Exercise goal:
Every line of the data must be copied exactly.

(Figure dataset records)
-------------------------
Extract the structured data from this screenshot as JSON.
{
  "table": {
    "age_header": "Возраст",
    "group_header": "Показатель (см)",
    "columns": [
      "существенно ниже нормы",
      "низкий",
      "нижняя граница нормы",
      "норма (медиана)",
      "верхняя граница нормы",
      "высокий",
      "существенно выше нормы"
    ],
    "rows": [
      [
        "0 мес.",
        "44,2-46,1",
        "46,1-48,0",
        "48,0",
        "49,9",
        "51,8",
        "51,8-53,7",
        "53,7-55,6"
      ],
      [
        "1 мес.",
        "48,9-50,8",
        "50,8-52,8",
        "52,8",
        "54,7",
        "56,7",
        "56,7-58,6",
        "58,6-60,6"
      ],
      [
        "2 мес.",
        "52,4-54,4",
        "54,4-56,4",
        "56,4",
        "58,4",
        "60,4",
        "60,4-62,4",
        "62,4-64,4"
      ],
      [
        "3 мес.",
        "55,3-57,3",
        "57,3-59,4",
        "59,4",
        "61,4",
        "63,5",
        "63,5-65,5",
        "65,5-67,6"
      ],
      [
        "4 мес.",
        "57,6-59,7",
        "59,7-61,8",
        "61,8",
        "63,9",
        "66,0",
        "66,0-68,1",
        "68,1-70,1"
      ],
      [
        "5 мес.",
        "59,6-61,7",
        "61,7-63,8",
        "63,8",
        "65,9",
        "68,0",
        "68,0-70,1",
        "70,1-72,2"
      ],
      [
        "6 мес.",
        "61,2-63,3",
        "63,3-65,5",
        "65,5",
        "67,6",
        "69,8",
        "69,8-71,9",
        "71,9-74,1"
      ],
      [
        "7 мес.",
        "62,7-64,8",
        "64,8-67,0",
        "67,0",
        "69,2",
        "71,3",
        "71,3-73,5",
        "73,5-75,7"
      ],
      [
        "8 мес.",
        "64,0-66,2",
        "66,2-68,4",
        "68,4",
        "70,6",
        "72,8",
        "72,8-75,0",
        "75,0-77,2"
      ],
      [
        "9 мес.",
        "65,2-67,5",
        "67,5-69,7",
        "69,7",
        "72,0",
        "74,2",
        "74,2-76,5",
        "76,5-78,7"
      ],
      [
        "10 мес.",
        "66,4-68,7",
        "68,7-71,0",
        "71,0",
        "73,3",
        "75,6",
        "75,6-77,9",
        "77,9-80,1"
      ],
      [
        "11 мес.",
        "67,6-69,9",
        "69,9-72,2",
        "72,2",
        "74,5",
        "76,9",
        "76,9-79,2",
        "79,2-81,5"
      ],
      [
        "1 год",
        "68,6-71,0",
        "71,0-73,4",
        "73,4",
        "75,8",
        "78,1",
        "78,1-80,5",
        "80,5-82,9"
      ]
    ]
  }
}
-------------------------
The completed task:
Extract the structured data from this screenshot as JSON.
{
  "table": {
    "age_header": "Возраст",
    "group_header": "Показатель (см)",
    "columns": [
      "существенно ниже нормы",
      "низкий",
      "нижняя граница нормы",
      "норма (медиана)",
      "верхняя граница нормы",
      "высокий",
      "существенно выше нормы"
    ],
    "rows": [
      [
        "0 мес.",
        "44,2-46,1",
        "46,1-48,0",
        "48,0",
        "49,9",
        "51,8",
        "51,8-53,7",
        "53,7-55,6"
      ],
      [
        "1 мес.",
        "48,9-50,8",
        "50,8-52,8",
        "52,8",
        "54,7",
        "56,7",
        "56,7-58,6",
        "58,6-60,6"
      ],
      [
        "2 мес.",
        "52,4-54,4",
        "54,4-56,4",
        "56,4",
        "58,4",
        "60,4",
        "60,4-62,4",
        "62,4-64,4"
      ],
      [
        "3 мес.",
        "55,3-57,3",
        "57,3-59,4",
        "59,4",
        "61,4",
        "63,5",
        "63,5-65,5",
        "65,5-67,6"
      ],
      [
        "4 мес.",
        "57,6-59,7",
        "59,7-61,8",
        "61,8",
        "63,9",
        "66,0",
        "66,0-68,1",
        "68,1-70,1"
      ],
      [
        "5 мес.",
        "59,6-61,7",
        "61,7-63,8",
        "63,8",
        "65,9",
        "68,0",
        "68,0-70,1",
        "70,1-72,2"
      ],
      [
        "6 мес.",
        "61,2-63,3",
        "63,3-65,5",
        "65,5",
        "67,6",
        "69,8",
        "69,8-71,9",
        "71,9-74,1"
      ],
      [
        "7 мес.",
        "62,7-64,8",
        "64,8-67,0",
        "67,0",
        "69,2",
        "71,3",
        "71,3-73,5",
        "73,5-75,7"
      ],
      [
        "8 мес.",
        "64,0-66,2",
        "66,2-68,4",
        "68,4",
        "70,6",
        "72,8",
        "72,8-75,0",
        "75,0-77,2"
      ],
      [
        "9 мес.",
        "65,2-67,5",
        "67,5-69,7",
        "69,7",
        "72,0",
        "74,2",
        "74,2-76,5",
        "76,5-78,7"
      ],
      [
        "10 мес.",
        "66,4-68,7",
        "68,7-71,0",
        "71,0",
        "73,3",
        "75,6",
        "75,6-77,9",
        "77,9-80,1"
      ],
      [
        "11 мес.",
        "67,6-69,9",
        "69,9-72,2",
        "72,2",
        "74,5",
        "76,9",
        "76,9-79,2",
        "79,2-81,5"
      ],
      [
        "1 год",
        "68,6-71,0",
        "71,0-73,4",
        "73,4",
        "75,8",
        "78,1",
        "78,1-80,5",
        "80,5-82,9"
      ]
    ]
  }
}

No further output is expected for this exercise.